Required task =
Reproduce exactly the span of lines beginning at the one with "What's the underlying" and ending at the last line of the data below, omitting pictures.

### Given data

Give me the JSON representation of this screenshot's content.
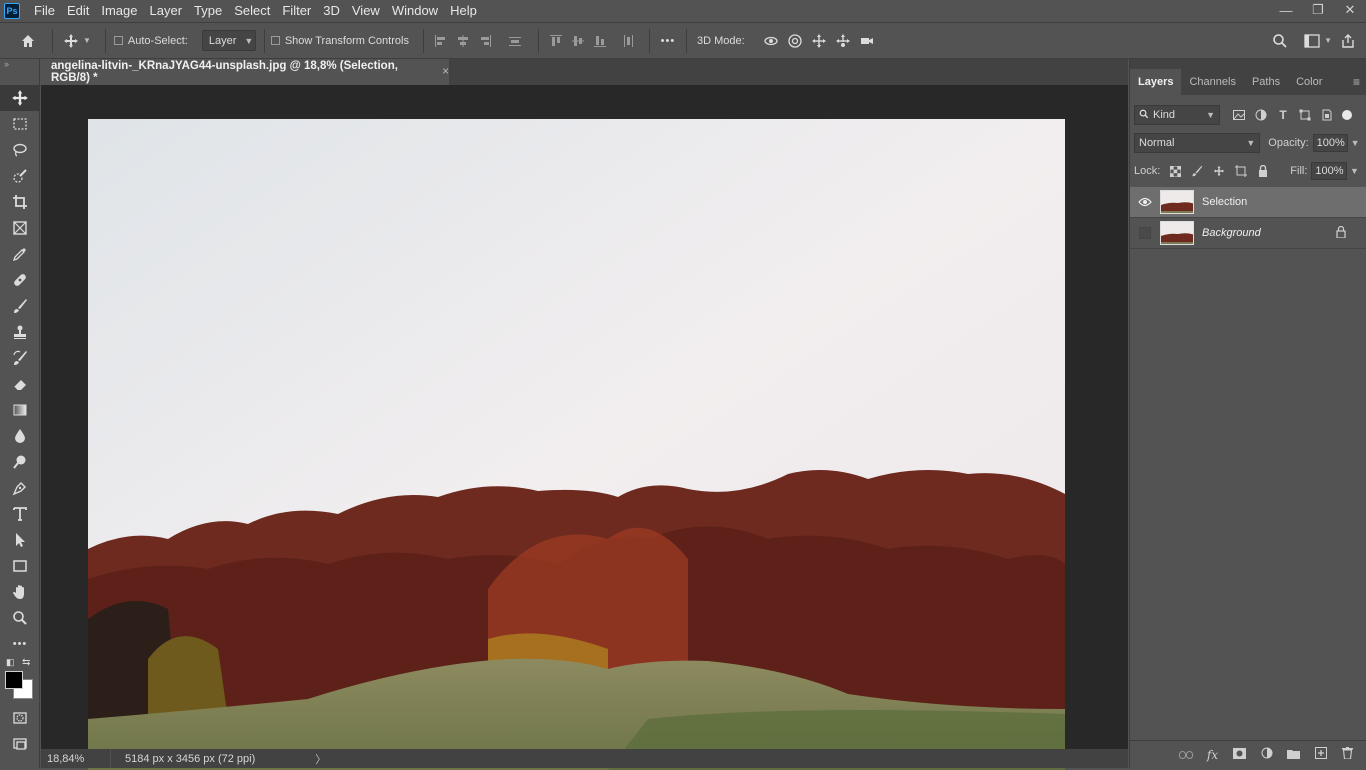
{
  "app": {
    "logo": "Ps"
  },
  "menu": [
    "File",
    "Edit",
    "Image",
    "Layer",
    "Type",
    "Select",
    "Filter",
    "3D",
    "View",
    "Window",
    "Help"
  ],
  "window_controls": {
    "minimize": "—",
    "restore": "❐",
    "close": "✕"
  },
  "options": {
    "auto_select_label": "Auto-Select:",
    "auto_select_value": "Layer",
    "transform_label": "Show Transform Controls",
    "more": "•••",
    "mode_3d_label": "3D Mode:"
  },
  "document": {
    "tab_title": "angelina-litvin-_KRnaJYAG44-unsplash.jpg @ 18,8% (Selection, RGB/8) *",
    "close": "×"
  },
  "status": {
    "zoom": "18,84%",
    "info": "5184 px x 3456 px (72 ppi)",
    "arrow": "〉"
  },
  "panel": {
    "tabs": [
      "Layers",
      "Channels",
      "Paths",
      "Color"
    ],
    "kind": "Kind",
    "blend_mode": "Normal",
    "opacity_label": "Opacity:",
    "opacity_value": "100%",
    "lock_label": "Lock:",
    "fill_label": "Fill:",
    "fill_value": "100%",
    "layers": [
      {
        "name": "Selection",
        "visible": true,
        "selected": true,
        "locked": false
      },
      {
        "name": "Background",
        "visible": false,
        "selected": false,
        "locked": true
      }
    ]
  },
  "icons": {
    "home": "home-icon",
    "move": "move-icon",
    "search": "search-icon",
    "share": "share-icon"
  }
}
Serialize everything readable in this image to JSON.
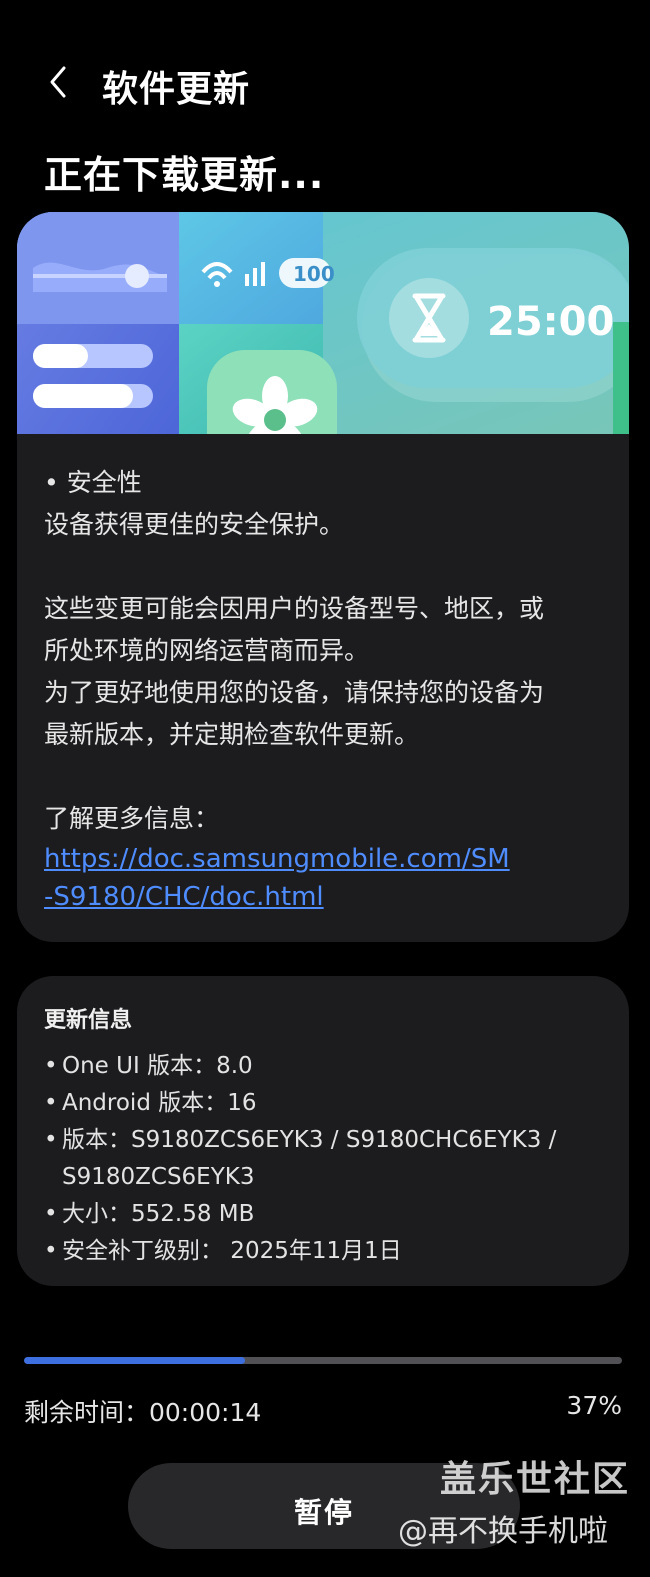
{
  "header": {
    "title": "软件更新"
  },
  "page_title": "正在下载更新...",
  "banner": {
    "timer": "25:00",
    "battery": "100"
  },
  "notes": {
    "security_heading": "• 安全性",
    "security_desc": "设备获得更佳的安全保护。",
    "variance_1": "这些变更可能会因用户的设备型号、地区，或",
    "variance_2": "所处环境的网络运营商而异。",
    "advice_1": "为了更好地使用您的设备，请保持您的设备为",
    "advice_2": "最新版本，并定期检查软件更新。",
    "more_info_label": "了解更多信息：",
    "link_line_1": "https://doc.samsungmobile.com/SM",
    "link_line_2": "-S9180/CHC/doc.html"
  },
  "update_info": {
    "title": "更新信息",
    "items": [
      "One UI 版本：8.0",
      "Android 版本：16",
      "版本：S9180ZCS6EYK3 / S9180CHC6EYK3 / S9180ZCS6EYK3",
      "大小：552.58 MB",
      "安全补丁级别： 2025年11月1日"
    ]
  },
  "download": {
    "progress_fraction": 0.37,
    "remaining_label": "剩余时间：00:00:14",
    "percent_label": "37%"
  },
  "pause_button": {
    "label": "暂停"
  },
  "watermark": {
    "site": "盖乐世社区",
    "user": "@再不换手机啦"
  },
  "colors": {
    "accent": "#3d6fe0",
    "link": "#4f8dff",
    "card": "#1c1c1f",
    "background": "#000000"
  }
}
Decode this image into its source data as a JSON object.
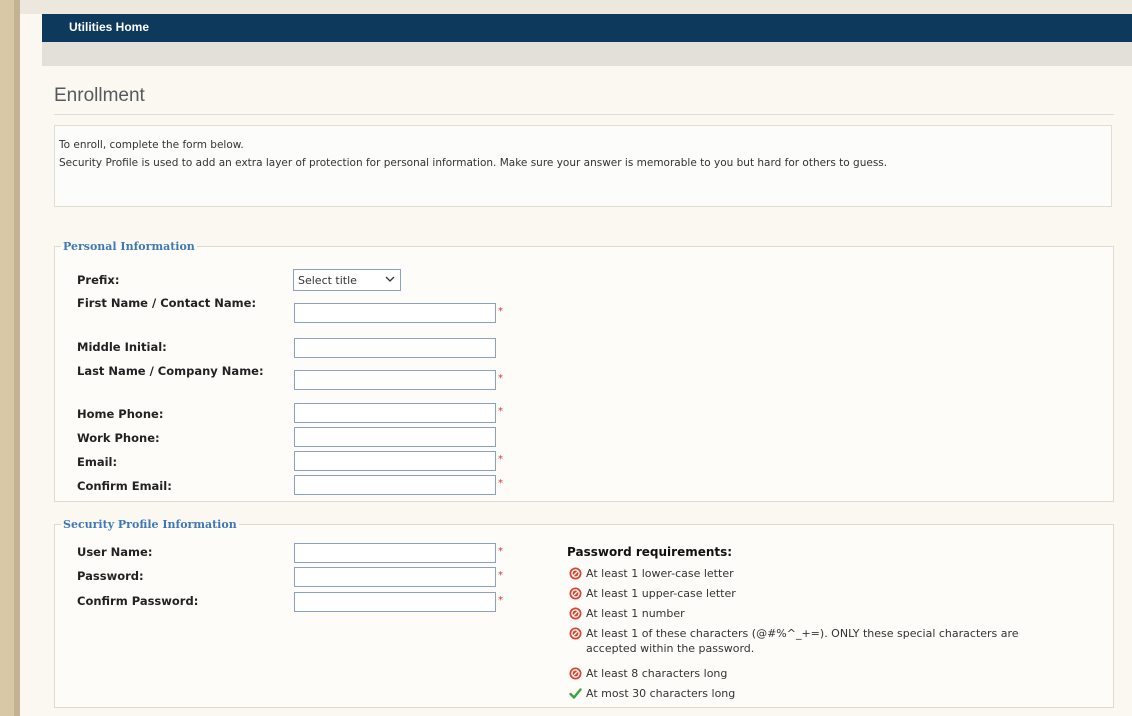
{
  "nav": {
    "home_label": "Utilities Home"
  },
  "page": {
    "title": "Enrollment"
  },
  "intro": {
    "line1": "To enroll, complete the form below.",
    "line2": "Security Profile is used to add an extra layer of protection for personal information. Make sure your answer is memorable to you but hard for others to guess."
  },
  "personal": {
    "legend": "Personal Information",
    "prefix_label": "Prefix:",
    "prefix_value": "Select title",
    "first_name_label": "First Name / Contact Name:",
    "middle_initial_label": "Middle Initial:",
    "last_name_label": "Last Name / Company Name:",
    "home_phone_label": "Home Phone:",
    "work_phone_label": "Work Phone:",
    "email_label": "Email:",
    "confirm_email_label": "Confirm Email:"
  },
  "security": {
    "legend": "Security Profile Information",
    "username_label": "User Name:",
    "password_label": "Password:",
    "confirm_password_label": "Confirm Password:",
    "requirements_title": "Password requirements:",
    "requirements": [
      {
        "text": "At least 1 lower-case letter",
        "met": false,
        "icon": "error-icon"
      },
      {
        "text": "At least 1 upper-case letter",
        "met": false,
        "icon": "error-icon"
      },
      {
        "text": "At least 1 number",
        "met": false,
        "icon": "error-icon"
      },
      {
        "text": "At least 1 of these characters (@#%^_+=). ONLY these special characters are accepted within the password.",
        "met": false,
        "icon": "error-icon"
      },
      {
        "text": "At least 8 characters long",
        "met": false,
        "icon": "error-icon"
      },
      {
        "text": "At most 30 characters long",
        "met": true,
        "icon": "checkmark-icon"
      }
    ]
  },
  "required_marker": "*",
  "colors": {
    "navbar": "#0d3a5c",
    "legend": "#3f79b5",
    "error": "#d9442e",
    "success": "#3aa53a",
    "required": "#dd3333"
  }
}
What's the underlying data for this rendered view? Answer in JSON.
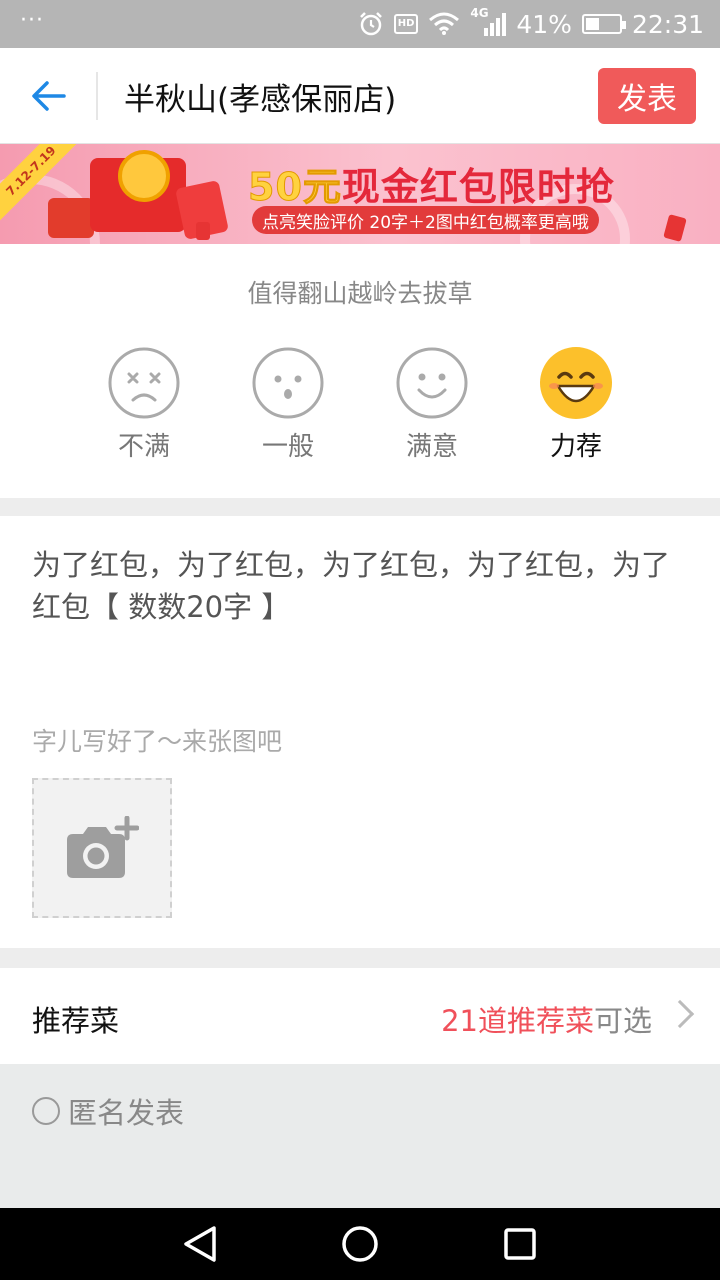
{
  "status_bar": {
    "time": "22:31",
    "battery": "41%",
    "battery_level": 0.41,
    "network": "4G",
    "hd_badge": "HD",
    "icons": [
      "more-dots-icon",
      "alarm-icon",
      "hd-icon",
      "wifi-icon",
      "signal-icon",
      "battery-icon"
    ]
  },
  "header": {
    "title": "半秋山(孝感保丽店)",
    "publish_label": "发表",
    "back_icon": "back-arrow-icon"
  },
  "banner": {
    "date_range": "7.12-7.19",
    "headline_amount": "50元",
    "headline_rest": "现金红包限时抢",
    "subline": "点亮笑脸评价 20字＋2图中红包概率更高哦"
  },
  "rating": {
    "hint": "值得翻山越岭去拔草",
    "options": [
      {
        "label": "不满",
        "icon": "unhappy-face-icon"
      },
      {
        "label": "一般",
        "icon": "neutral-face-icon"
      },
      {
        "label": "满意",
        "icon": "smile-face-icon"
      },
      {
        "label": "力荐",
        "icon": "big-grin-face-icon"
      }
    ],
    "selected": "力荐"
  },
  "review": {
    "text": "为了红包，为了红包，为了红包，为了红包，为了红包【 数数20字 】",
    "photo_hint": "字儿写好了～来张图吧",
    "add_photo_icon": "camera-plus-icon"
  },
  "dishes": {
    "label": "推荐菜",
    "count_text": "21道推荐菜",
    "suffix": "可选"
  },
  "anonymous": {
    "label": "匿名发表"
  },
  "colors": {
    "accent_blue": "#1e88e5",
    "publish_red": "#f05a5a",
    "face_yellow": "#fcc02b"
  }
}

######

The response =
What's the underlying data for this rendered view? Answer in JSON.
{
  "status_bar": {
    "time": "22:31",
    "battery": "41%",
    "battery_level": 0.41,
    "network": "4G",
    "hd_badge": "HD",
    "icons": [
      "more-dots-icon",
      "alarm-icon",
      "hd-icon",
      "wifi-icon",
      "signal-icon",
      "battery-icon"
    ]
  },
  "header": {
    "title": "半秋山(孝感保丽店)",
    "publish_label": "发表",
    "back_icon": "back-arrow-icon"
  },
  "banner": {
    "date_range": "7.12-7.19",
    "headline_amount": "50元",
    "headline_rest": "现金红包限时抢",
    "subline": "点亮笑脸评价 20字＋2图中红包概率更高哦"
  },
  "rating": {
    "hint": "值得翻山越岭去拔草",
    "options": [
      {
        "label": "不满",
        "icon": "unhappy-face-icon"
      },
      {
        "label": "一般",
        "icon": "neutral-face-icon"
      },
      {
        "label": "满意",
        "icon": "smile-face-icon"
      },
      {
        "label": "力荐",
        "icon": "big-grin-face-icon"
      }
    ],
    "selected": "力荐"
  },
  "review": {
    "text": "为了红包，为了红包，为了红包，为了红包，为了红包【 数数20字 】",
    "photo_hint": "字儿写好了～来张图吧",
    "add_photo_icon": "camera-plus-icon"
  },
  "dishes": {
    "label": "推荐菜",
    "count_text": "21道推荐菜",
    "suffix": "可选"
  },
  "anonymous": {
    "label": "匿名发表"
  },
  "colors": {
    "accent_blue": "#1e88e5",
    "publish_red": "#f05a5a",
    "face_yellow": "#fcc02b"
  }
}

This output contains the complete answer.